▶ Short problem
Return the lines below that carry the word "Latina".

Dataset entries on figures:

/---

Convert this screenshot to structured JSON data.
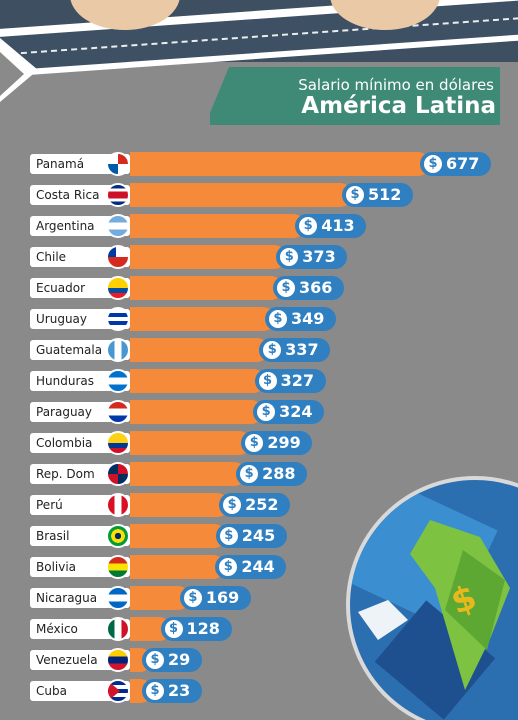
{
  "header": {
    "subtitle": "Salario mínimo en dólares",
    "title": "América Latina"
  },
  "chart_data": {
    "type": "bar",
    "orientation": "horizontal",
    "title": "América Latina",
    "subtitle": "Salario mínimo en dólares",
    "value_prefix": "$",
    "bar_color": "#f58a3a",
    "pill_color": "#2f7fc1",
    "categories": [
      "Panamá",
      "Costa Rica",
      "Argentina",
      "Chile",
      "Ecuador",
      "Uruguay",
      "Guatemala",
      "Hunduras",
      "Paraguay",
      "Colombia",
      "Rep. Dom",
      "Perú",
      "Brasil",
      "Bolivia",
      "Nicaragua",
      "México",
      "Venezuela",
      "Cuba"
    ],
    "values": [
      677,
      512,
      413,
      373,
      366,
      349,
      337,
      327,
      324,
      299,
      288,
      252,
      245,
      244,
      169,
      128,
      29,
      23
    ],
    "flags": [
      {
        "type": "quad",
        "colors": [
          "#ffffff",
          "#d52b1e",
          "#005aa7",
          "#ffffff"
        ]
      },
      {
        "type": "h",
        "colors": [
          "#002b7f",
          "#ffffff",
          "#ce1126",
          "#ce1126",
          "#ffffff",
          "#002b7f"
        ]
      },
      {
        "type": "h",
        "colors": [
          "#74acdf",
          "#ffffff",
          "#74acdf"
        ]
      },
      {
        "type": "chile",
        "colors": [
          "#0039a6",
          "#ffffff",
          "#d52b1e"
        ]
      },
      {
        "type": "h",
        "colors": [
          "#ffd100",
          "#ffd100",
          "#034ea2",
          "#ed1c24"
        ]
      },
      {
        "type": "h",
        "colors": [
          "#ffffff",
          "#0038a8",
          "#ffffff",
          "#0038a8",
          "#ffffff"
        ]
      },
      {
        "type": "v",
        "colors": [
          "#4997d0",
          "#ffffff",
          "#4997d0"
        ]
      },
      {
        "type": "h",
        "colors": [
          "#0073cf",
          "#ffffff",
          "#0073cf"
        ]
      },
      {
        "type": "h",
        "colors": [
          "#d52b1e",
          "#ffffff",
          "#0038a8"
        ]
      },
      {
        "type": "h",
        "colors": [
          "#fcd116",
          "#fcd116",
          "#003893",
          "#ce1126"
        ]
      },
      {
        "type": "quad",
        "colors": [
          "#002d62",
          "#ce1126",
          "#ce1126",
          "#002d62"
        ]
      },
      {
        "type": "v",
        "colors": [
          "#d91023",
          "#ffffff",
          "#d91023"
        ]
      },
      {
        "type": "brasil",
        "colors": [
          "#009c3b",
          "#ffdf00",
          "#002776"
        ]
      },
      {
        "type": "h",
        "colors": [
          "#d52b1e",
          "#f9e300",
          "#007934"
        ]
      },
      {
        "type": "h",
        "colors": [
          "#0067c6",
          "#ffffff",
          "#0067c6"
        ]
      },
      {
        "type": "v",
        "colors": [
          "#006847",
          "#ffffff",
          "#ce1126"
        ]
      },
      {
        "type": "h",
        "colors": [
          "#ffcc00",
          "#00247d",
          "#cf142b"
        ]
      },
      {
        "type": "cuba",
        "colors": [
          "#002a8f",
          "#ffffff",
          "#cf142b"
        ]
      }
    ]
  }
}
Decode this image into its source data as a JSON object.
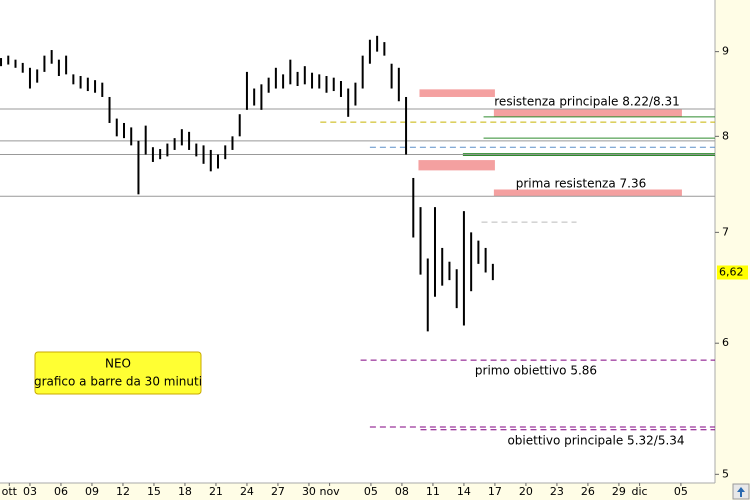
{
  "chart_data": {
    "type": "ohlc",
    "color": "#000000",
    "log": true,
    "xlim": [
      -0.9,
      68.3
    ],
    "ylim": [
      4.94,
      9.67
    ],
    "yticks": [
      9,
      8,
      7,
      6,
      5
    ],
    "last_price": {
      "value": 6.62,
      "label": "6,62",
      "color": "#ffff00"
    },
    "xticks": [
      {
        "value": 0,
        "label": "ott"
      },
      {
        "value": 2,
        "label": "03"
      },
      {
        "value": 5,
        "label": "06"
      },
      {
        "value": 8,
        "label": "09"
      },
      {
        "value": 11,
        "label": "12"
      },
      {
        "value": 14,
        "label": "15"
      },
      {
        "value": 17,
        "label": "18"
      },
      {
        "value": 20,
        "label": "21"
      },
      {
        "value": 23,
        "label": "24"
      },
      {
        "value": 26,
        "label": "27"
      },
      {
        "value": 29,
        "label": "30"
      },
      {
        "value": 31,
        "label": "nov"
      },
      {
        "value": 35,
        "label": "05"
      },
      {
        "value": 38,
        "label": "08"
      },
      {
        "value": 41,
        "label": "11"
      },
      {
        "value": 44,
        "label": "14"
      },
      {
        "value": 47,
        "label": "17"
      },
      {
        "value": 50,
        "label": "20"
      },
      {
        "value": 53,
        "label": "23"
      },
      {
        "value": 56,
        "label": "26"
      },
      {
        "value": 59,
        "label": "29"
      },
      {
        "value": 61,
        "label": "dic"
      },
      {
        "value": 65,
        "label": "05"
      }
    ],
    "x": [
      -0.8,
      -0.1,
      0.6,
      1.3,
      2.0,
      2.7,
      3.4,
      4.1,
      4.8,
      5.5,
      6.2,
      6.9,
      7.6,
      8.3,
      9.0,
      9.7,
      10.4,
      11.1,
      11.8,
      12.5,
      13.2,
      13.9,
      14.6,
      15.3,
      16.0,
      16.7,
      17.4,
      18.1,
      18.8,
      19.5,
      20.2,
      20.9,
      21.6,
      22.3,
      23.0,
      23.7,
      24.4,
      25.1,
      25.8,
      26.5,
      27.2,
      27.9,
      28.6,
      29.3,
      30.0,
      30.7,
      31.4,
      32.1,
      32.8,
      33.5,
      34.2,
      34.9,
      35.6,
      36.3,
      37.0,
      37.7,
      38.4,
      39.1,
      39.8,
      40.5,
      41.2,
      41.9,
      42.6,
      43.3,
      44.0,
      44.7,
      45.4,
      46.1,
      46.8
    ],
    "high": [
      8.92,
      8.95,
      8.9,
      8.86,
      8.8,
      8.78,
      8.95,
      9.02,
      8.9,
      8.95,
      8.72,
      8.7,
      8.68,
      8.65,
      8.62,
      8.45,
      8.2,
      8.15,
      8.1,
      7.95,
      8.12,
      7.88,
      7.86,
      7.92,
      7.98,
      8.08,
      8.05,
      7.92,
      7.9,
      7.85,
      7.8,
      7.9,
      8.0,
      8.25,
      8.75,
      8.55,
      8.6,
      8.68,
      8.8,
      8.72,
      8.9,
      8.75,
      8.82,
      8.74,
      8.72,
      8.7,
      8.68,
      8.64,
      8.55,
      8.62,
      8.95,
      9.15,
      9.2,
      9.12,
      8.85,
      8.8,
      8.45,
      7.55,
      7.25,
      6.75,
      7.25,
      6.85,
      6.72,
      6.65,
      7.21,
      7.0,
      6.92,
      6.85,
      6.7
    ],
    "low": [
      8.82,
      8.84,
      8.8,
      8.74,
      8.55,
      8.62,
      8.75,
      8.85,
      8.7,
      8.72,
      8.6,
      8.55,
      8.52,
      8.5,
      8.45,
      8.15,
      8.0,
      7.98,
      7.9,
      7.38,
      7.8,
      7.72,
      7.75,
      7.78,
      7.85,
      7.9,
      7.85,
      7.78,
      7.7,
      7.62,
      7.65,
      7.75,
      7.85,
      8.0,
      8.3,
      8.35,
      8.3,
      8.5,
      8.55,
      8.55,
      8.6,
      8.58,
      8.6,
      8.55,
      8.55,
      8.5,
      8.52,
      8.45,
      8.22,
      8.35,
      8.55,
      8.85,
      9.0,
      8.95,
      8.55,
      8.4,
      7.8,
      6.95,
      6.6,
      6.1,
      6.4,
      6.5,
      6.55,
      6.3,
      6.15,
      6.45,
      6.7,
      6.62,
      6.55
    ],
    "levels": [
      {
        "value": 8.31,
        "color": "#999999"
      },
      {
        "value": 7.95,
        "color": "#999999"
      },
      {
        "value": 7.8,
        "color": "#999999"
      },
      {
        "value": 7.36,
        "color": "#999999"
      },
      {
        "value": 8.22,
        "color": "#2e8b2e",
        "from": 45.9
      },
      {
        "value": 7.98,
        "color": "#2e8b2e",
        "from": 45.9
      },
      {
        "value": 7.81,
        "color": "#2e8b2e",
        "from": 43.9
      },
      {
        "value": 7.79,
        "color": "#2e8b2e",
        "from": 43.9
      },
      {
        "value": 8.16,
        "color": "#c8b400",
        "from": 30.1,
        "dash": true
      },
      {
        "value": 7.88,
        "color": "#5b8fc8",
        "from": 34.9,
        "dash": true
      },
      {
        "value": 7.1,
        "color": "#bbbbbb",
        "from": 45.7,
        "to": 54.9,
        "dash": true
      },
      {
        "value": 5.86,
        "color": "#800080",
        "from": 34.0,
        "dash": true
      },
      {
        "value": 5.34,
        "color": "#800080",
        "from": 34.9,
        "dash": true
      },
      {
        "value": 5.32,
        "color": "#800080",
        "from": 39.8,
        "dash": true
      }
    ],
    "zones": [
      {
        "low": 8.45,
        "high": 8.54,
        "from": 39.7,
        "to": 47.0,
        "color": "#f4a0a0"
      },
      {
        "low": 8.22,
        "high": 8.31,
        "from": 46.9,
        "to": 65.1,
        "color": "#f4a0a0"
      },
      {
        "low": 7.63,
        "high": 7.74,
        "from": 39.6,
        "to": 47.0,
        "color": "#f4a0a0"
      },
      {
        "low": 7.36,
        "high": 7.43,
        "from": 46.9,
        "to": 65.1,
        "color": "#f4a0a0"
      }
    ],
    "annotations": [
      "resistenza principale 8.22/8.31",
      "prima resistenza 7.36",
      "primo obiettivo 5.86",
      "obiettivo principale 5.32/5.34"
    ],
    "info_box": {
      "title": "NEO",
      "subtitle": "grafico a barre da 30 minuti"
    }
  }
}
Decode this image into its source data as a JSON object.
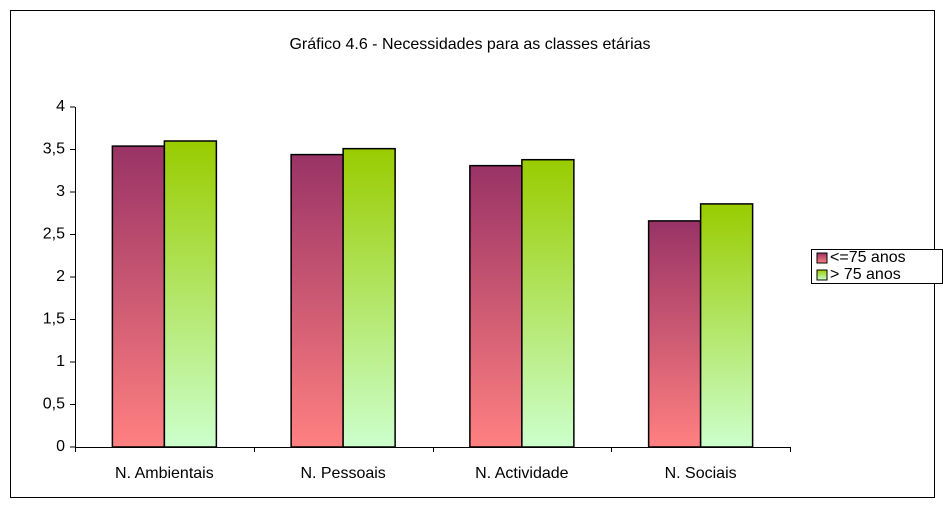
{
  "chart_data": {
    "type": "bar",
    "title": "Gráfico 4.6 - Necessidades para as classes etárias",
    "categories": [
      "N. Ambientais",
      "N. Pessoais",
      "N. Actividade",
      "N. Sociais"
    ],
    "series": [
      {
        "name": "<=75 anos",
        "color": "#993366",
        "values": [
          3.54,
          3.44,
          3.31,
          2.66
        ]
      },
      {
        "name": "> 75 anos",
        "color": "#99cc00",
        "values": [
          3.6,
          3.51,
          3.38,
          2.86
        ]
      }
    ],
    "ylim": [
      0,
      4
    ],
    "yticks": [
      0,
      {
        "value": 0.5,
        "label": "0,5"
      },
      1,
      {
        "value": 1.5,
        "label": "1,5"
      },
      2,
      {
        "value": 2.5,
        "label": "2,5"
      },
      3,
      {
        "value": 3.5,
        "label": "3,5"
      },
      4
    ],
    "legend": "right"
  }
}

\---

▶ Result below
    "title": "América Latina"
    "title": "América Latina",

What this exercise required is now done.